> [EXERCISE TASK]: Reproduce the entries exactly.
(begin)
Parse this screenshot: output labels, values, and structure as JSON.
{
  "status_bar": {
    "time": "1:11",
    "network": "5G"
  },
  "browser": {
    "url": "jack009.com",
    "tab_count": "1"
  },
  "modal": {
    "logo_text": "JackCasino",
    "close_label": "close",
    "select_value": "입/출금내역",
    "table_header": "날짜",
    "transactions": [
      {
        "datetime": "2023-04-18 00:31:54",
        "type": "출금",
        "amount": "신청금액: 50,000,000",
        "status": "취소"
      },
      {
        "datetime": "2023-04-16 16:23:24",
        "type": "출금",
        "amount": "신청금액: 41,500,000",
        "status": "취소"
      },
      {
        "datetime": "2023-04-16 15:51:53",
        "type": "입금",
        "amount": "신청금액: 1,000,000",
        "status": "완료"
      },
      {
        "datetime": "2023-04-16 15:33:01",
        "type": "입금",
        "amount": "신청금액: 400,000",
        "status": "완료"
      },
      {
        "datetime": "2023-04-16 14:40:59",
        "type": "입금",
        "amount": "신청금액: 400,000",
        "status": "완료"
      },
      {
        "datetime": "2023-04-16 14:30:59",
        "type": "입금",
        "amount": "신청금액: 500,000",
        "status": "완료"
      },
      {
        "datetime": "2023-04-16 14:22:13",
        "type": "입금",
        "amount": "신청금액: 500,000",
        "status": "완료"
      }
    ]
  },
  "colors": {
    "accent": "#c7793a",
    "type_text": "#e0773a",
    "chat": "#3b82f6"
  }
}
(end)
> [EXPECTED ANSWER]:
Parse this screenshot: output labels, values, and structure as JSON.
{
  "status_bar": {
    "time": "1:11",
    "network": "5G"
  },
  "browser": {
    "url": "jack009.com",
    "tab_count": "1"
  },
  "modal": {
    "logo_text": "JackCasino",
    "close_label": "close",
    "select_value": "입/출금내역",
    "table_header": "날짜",
    "transactions": [
      {
        "datetime": "2023-04-18 00:31:54",
        "type": "출금",
        "amount": "신청금액: 50,000,000",
        "status": "취소"
      },
      {
        "datetime": "2023-04-16 16:23:24",
        "type": "출금",
        "amount": "신청금액: 41,500,000",
        "status": "취소"
      },
      {
        "datetime": "2023-04-16 15:51:53",
        "type": "입금",
        "amount": "신청금액: 1,000,000",
        "status": "완료"
      },
      {
        "datetime": "2023-04-16 15:33:01",
        "type": "입금",
        "amount": "신청금액: 400,000",
        "status": "완료"
      },
      {
        "datetime": "2023-04-16 14:40:59",
        "type": "입금",
        "amount": "신청금액: 400,000",
        "status": "완료"
      },
      {
        "datetime": "2023-04-16 14:30:59",
        "type": "입금",
        "amount": "신청금액: 500,000",
        "status": "완료"
      },
      {
        "datetime": "2023-04-16 14:22:13",
        "type": "입금",
        "amount": "신청금액: 500,000",
        "status": "완료"
      }
    ]
  },
  "colors": {
    "accent": "#c7793a",
    "type_text": "#e0773a",
    "chat": "#3b82f6"
  }
}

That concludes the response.